-- TO BE DONE --
Output all of the entries exactly as written.

-- Collected data --
—————

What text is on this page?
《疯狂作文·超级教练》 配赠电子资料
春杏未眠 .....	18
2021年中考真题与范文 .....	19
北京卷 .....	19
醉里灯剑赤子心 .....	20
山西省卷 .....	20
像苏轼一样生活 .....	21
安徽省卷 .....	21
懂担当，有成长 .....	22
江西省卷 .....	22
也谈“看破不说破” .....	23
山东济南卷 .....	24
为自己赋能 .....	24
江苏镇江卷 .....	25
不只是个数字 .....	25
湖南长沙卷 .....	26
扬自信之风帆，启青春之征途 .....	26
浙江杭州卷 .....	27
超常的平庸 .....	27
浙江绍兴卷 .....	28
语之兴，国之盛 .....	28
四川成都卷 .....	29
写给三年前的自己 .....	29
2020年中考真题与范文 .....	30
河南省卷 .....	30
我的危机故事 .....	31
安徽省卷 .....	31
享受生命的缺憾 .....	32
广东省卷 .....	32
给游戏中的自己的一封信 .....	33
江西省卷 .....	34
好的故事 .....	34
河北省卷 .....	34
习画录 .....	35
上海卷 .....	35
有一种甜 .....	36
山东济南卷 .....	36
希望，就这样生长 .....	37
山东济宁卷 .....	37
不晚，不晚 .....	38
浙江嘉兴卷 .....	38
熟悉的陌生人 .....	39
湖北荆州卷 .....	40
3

—————

-- TASK SOLUTION --
What text is on this page?
《疯狂作文·超级教练》 配赠电子资料
春杏未眠 .....	18
2021年中考真题与范文 .....	19
北京卷 .....	19
醉里灯剑赤子心 .....	20
山西省卷 .....	20
像苏轼一样生活 .....	21
安徽省卷 .....	21
懂担当，有成长 .....	22
江西省卷 .....	22
也谈“看破不说破” .....	23
山东济南卷 .....	24
为自己赋能 .....	24
江苏镇江卷 .....	25
不只是个数字 .....	25
湖南长沙卷 .....	26
扬自信之风帆，启青春之征途 .....	26
浙江杭州卷 .....	27
超常的平庸 .....	27
浙江绍兴卷 .....	28
语之兴，国之盛 .....	28
四川成都卷 .....	29
写给三年前的自己 .....	29
2020年中考真题与范文 .....	30
河南省卷 .....	30
我的危机故事 .....	31
安徽省卷 .....	31
享受生命的缺憾 .....	32
广东省卷 .....	32
给游戏中的自己的一封信 .....	33
江西省卷 .....	34
好的故事 .....	34
河北省卷 .....	34
习画录 .....	35
上海卷 .....	35
有一种甜 .....	36
山东济南卷 .....	36
希望，就这样生长 .....	37
山东济宁卷 .....	37
不晚，不晚 .....	38
浙江嘉兴卷 .....	38
熟悉的陌生人 .....	39
湖北荆州卷 .....	40
3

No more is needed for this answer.